## [GOAL]
Check each line below for "description" and report how many have it, nothing else.

## [GIVEN RECORDS]
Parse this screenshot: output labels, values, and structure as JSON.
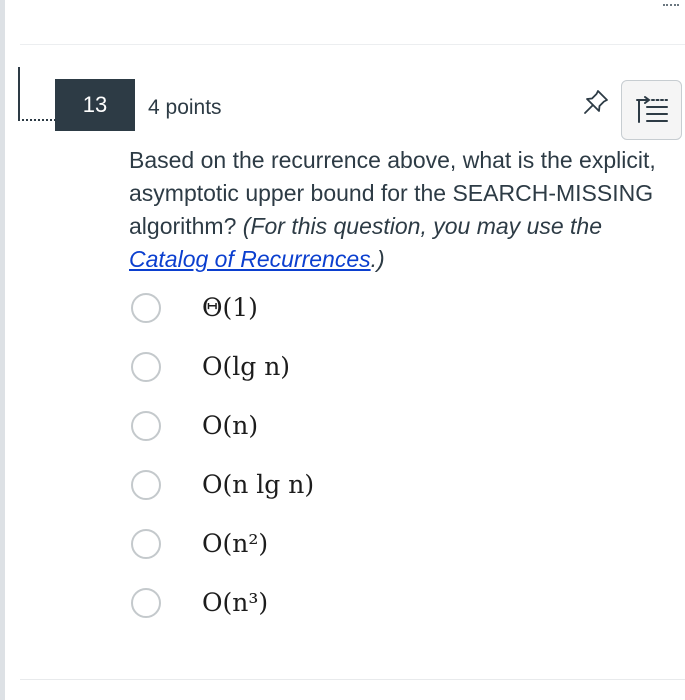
{
  "question": {
    "number": "13",
    "points": "4 points",
    "text_prefix": "Based on the recurrence above, what is the explicit, asymptotic upper bound for the SEARCH-MISSING algorithm? ",
    "text_italic_prefix": "(For this question, you may use the ",
    "link_text": "Catalog of Recurrences",
    "text_italic_suffix": ".)"
  },
  "answers": [
    {
      "label": "Θ(1)",
      "selected": false
    },
    {
      "label": "O(lg n)",
      "selected": false
    },
    {
      "label": "O(n)",
      "selected": false
    },
    {
      "label": "O(n lg n)",
      "selected": false
    },
    {
      "label": "O(n²)",
      "selected": false
    },
    {
      "label": "O(n³)",
      "selected": false
    }
  ],
  "icons": {
    "pin": "pin-icon",
    "menu": "list-menu-icon"
  },
  "colors": {
    "number_badge_bg": "#2d3b45",
    "link": "#0b3fcf",
    "text": "#2d3b45"
  }
}
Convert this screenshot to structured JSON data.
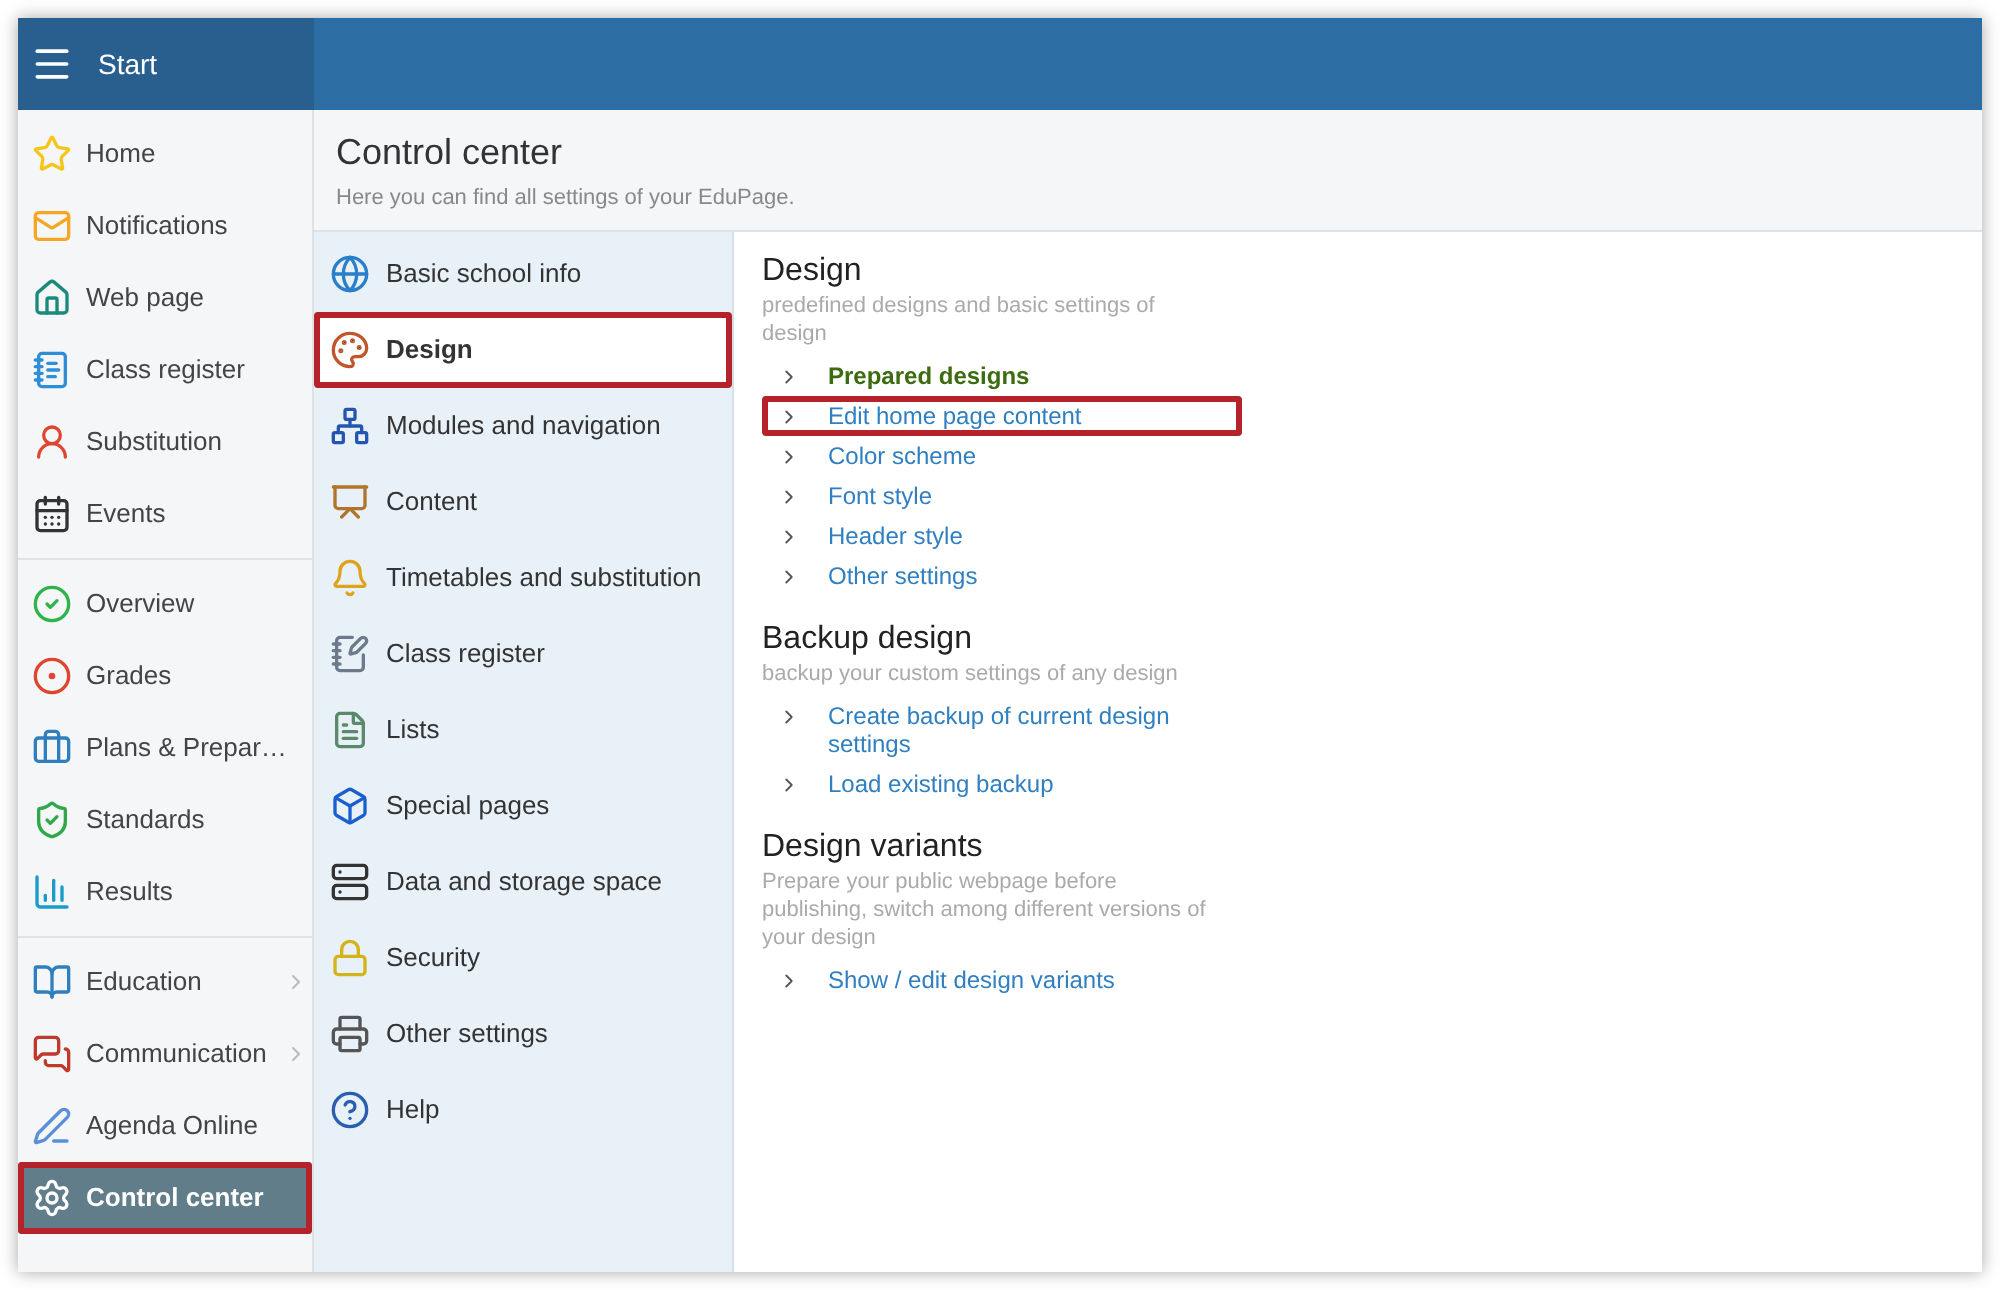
{
  "header": {
    "menu_label": "Start"
  },
  "sidebar": {
    "groups": [
      {
        "items": [
          {
            "label": "Home",
            "selected": false,
            "expandable": false,
            "highlighted": false
          },
          {
            "label": "Notifications",
            "selected": false,
            "expandable": false,
            "highlighted": false
          },
          {
            "label": "Web page",
            "selected": false,
            "expandable": false,
            "highlighted": false
          },
          {
            "label": "Class register",
            "selected": false,
            "expandable": false,
            "highlighted": false
          },
          {
            "label": "Substitution",
            "selected": false,
            "expandable": false,
            "highlighted": false
          },
          {
            "label": "Events",
            "selected": false,
            "expandable": false,
            "highlighted": false
          }
        ]
      },
      {
        "items": [
          {
            "label": "Overview",
            "selected": false,
            "expandable": false,
            "highlighted": false
          },
          {
            "label": "Grades",
            "selected": false,
            "expandable": false,
            "highlighted": false
          },
          {
            "label": "Plans & Prepar…",
            "selected": false,
            "expandable": false,
            "highlighted": false
          },
          {
            "label": "Standards",
            "selected": false,
            "expandable": false,
            "highlighted": false
          },
          {
            "label": "Results",
            "selected": false,
            "expandable": false,
            "highlighted": false
          }
        ]
      },
      {
        "items": [
          {
            "label": "Education",
            "selected": false,
            "expandable": true,
            "highlighted": false
          },
          {
            "label": "Communication",
            "selected": false,
            "expandable": true,
            "highlighted": false
          },
          {
            "label": "Agenda Online",
            "selected": false,
            "expandable": false,
            "highlighted": false
          },
          {
            "label": "Control center",
            "selected": true,
            "expandable": false,
            "highlighted": true
          }
        ]
      }
    ]
  },
  "page": {
    "title": "Control center",
    "subtitle": "Here you can find all settings of your EduPage."
  },
  "categories": [
    {
      "label": "Basic school info",
      "selected": false,
      "highlighted": false
    },
    {
      "label": "Design",
      "selected": true,
      "highlighted": true
    },
    {
      "label": "Modules and navigation",
      "selected": false,
      "highlighted": false
    },
    {
      "label": "Content",
      "selected": false,
      "highlighted": false
    },
    {
      "label": "Timetables and substitution",
      "selected": false,
      "highlighted": false
    },
    {
      "label": "Class register",
      "selected": false,
      "highlighted": false
    },
    {
      "label": "Lists",
      "selected": false,
      "highlighted": false
    },
    {
      "label": "Special pages",
      "selected": false,
      "highlighted": false
    },
    {
      "label": "Data and storage space",
      "selected": false,
      "highlighted": false
    },
    {
      "label": "Security",
      "selected": false,
      "highlighted": false
    },
    {
      "label": "Other settings",
      "selected": false,
      "highlighted": false
    },
    {
      "label": "Help",
      "selected": false,
      "highlighted": false
    }
  ],
  "sections": [
    {
      "title": "Design",
      "description": "predefined designs and basic settings of design",
      "links": [
        {
          "label": "Prepared designs",
          "selected": true,
          "highlighted": false
        },
        {
          "label": "Edit home page content",
          "selected": false,
          "highlighted": true
        },
        {
          "label": "Color scheme",
          "selected": false,
          "highlighted": false
        },
        {
          "label": "Font style",
          "selected": false,
          "highlighted": false
        },
        {
          "label": "Header style",
          "selected": false,
          "highlighted": false
        },
        {
          "label": "Other settings",
          "selected": false,
          "highlighted": false
        }
      ]
    },
    {
      "title": "Backup design",
      "description": "backup your custom settings of any design",
      "links": [
        {
          "label": "Create backup of current design settings",
          "selected": false,
          "highlighted": false
        },
        {
          "label": "Load existing backup",
          "selected": false,
          "highlighted": false
        }
      ]
    },
    {
      "title": "Design variants",
      "description": "Prepare your public webpage before publishing, switch among different versions of your design",
      "links": [
        {
          "label": "Show / edit design variants",
          "selected": false,
          "highlighted": false
        }
      ]
    }
  ]
}
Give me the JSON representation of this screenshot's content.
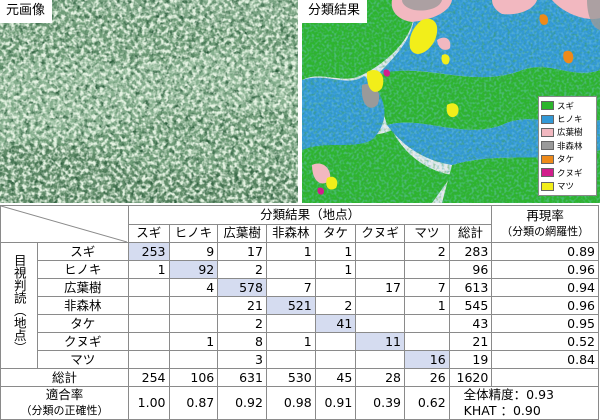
{
  "left_panel": {
    "title": "元画像"
  },
  "right_panel": {
    "title": "分類結果"
  },
  "legend": [
    {
      "label": "スギ",
      "color": "#2db52d"
    },
    {
      "label": "ヒノキ",
      "color": "#3399d6"
    },
    {
      "label": "広葉樹",
      "color": "#f2b8c0"
    },
    {
      "label": "非森林",
      "color": "#9a9a9a"
    },
    {
      "label": "タケ",
      "color": "#ee8a1a"
    },
    {
      "label": "クヌギ",
      "color": "#d21d8c"
    },
    {
      "label": "マツ",
      "color": "#f2ee1a"
    }
  ],
  "table": {
    "header_group": "分類結果（地点）",
    "col_headers": [
      "スギ",
      "ヒノキ",
      "広葉樹",
      "非森林",
      "タケ",
      "クヌギ",
      "マツ",
      "総計"
    ],
    "recall_header_1": "再現率",
    "recall_header_2": "（分類の網羅性）",
    "row_group": "目視判読（地点）",
    "rows": [
      {
        "label": "スギ",
        "cells": [
          "253",
          "9",
          "17",
          "1",
          "1",
          "",
          "2",
          "283"
        ],
        "recall": "0.89"
      },
      {
        "label": "ヒノキ",
        "cells": [
          "1",
          "92",
          "2",
          "",
          "1",
          "",
          "",
          "96"
        ],
        "recall": "0.96"
      },
      {
        "label": "広葉樹",
        "cells": [
          "",
          "4",
          "578",
          "7",
          "",
          "17",
          "7",
          "613"
        ],
        "recall": "0.94"
      },
      {
        "label": "非森林",
        "cells": [
          "",
          "",
          "21",
          "521",
          "2",
          "",
          "1",
          "545"
        ],
        "recall": "0.96"
      },
      {
        "label": "タケ",
        "cells": [
          "",
          "",
          "2",
          "",
          "41",
          "",
          "",
          "43"
        ],
        "recall": "0.95"
      },
      {
        "label": "クヌギ",
        "cells": [
          "",
          "1",
          "8",
          "1",
          "",
          "11",
          "",
          "21"
        ],
        "recall": "0.52"
      },
      {
        "label": "マツ",
        "cells": [
          "",
          "",
          "3",
          "",
          "",
          "",
          "16",
          "19"
        ],
        "recall": "0.84"
      }
    ],
    "total_row": {
      "label": "総計",
      "cells": [
        "254",
        "106",
        "631",
        "530",
        "45",
        "28",
        "26",
        "1620"
      ]
    },
    "precision_label_1": "適合率",
    "precision_label_2": "（分類の正確性）",
    "precision_values": [
      "1.00",
      "0.87",
      "0.92",
      "0.98",
      "0.91",
      "0.39",
      "0.62"
    ],
    "overall_accuracy": "全体精度：0.93",
    "khat": "KHAT ：0.90"
  }
}
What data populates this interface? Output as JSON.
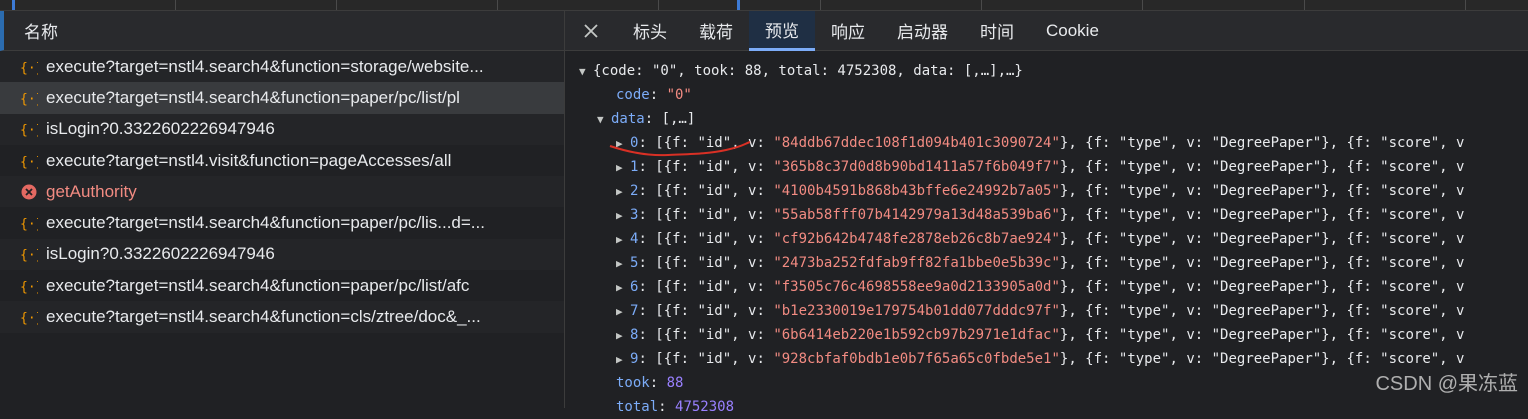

## [OUTPUT BELOW]
3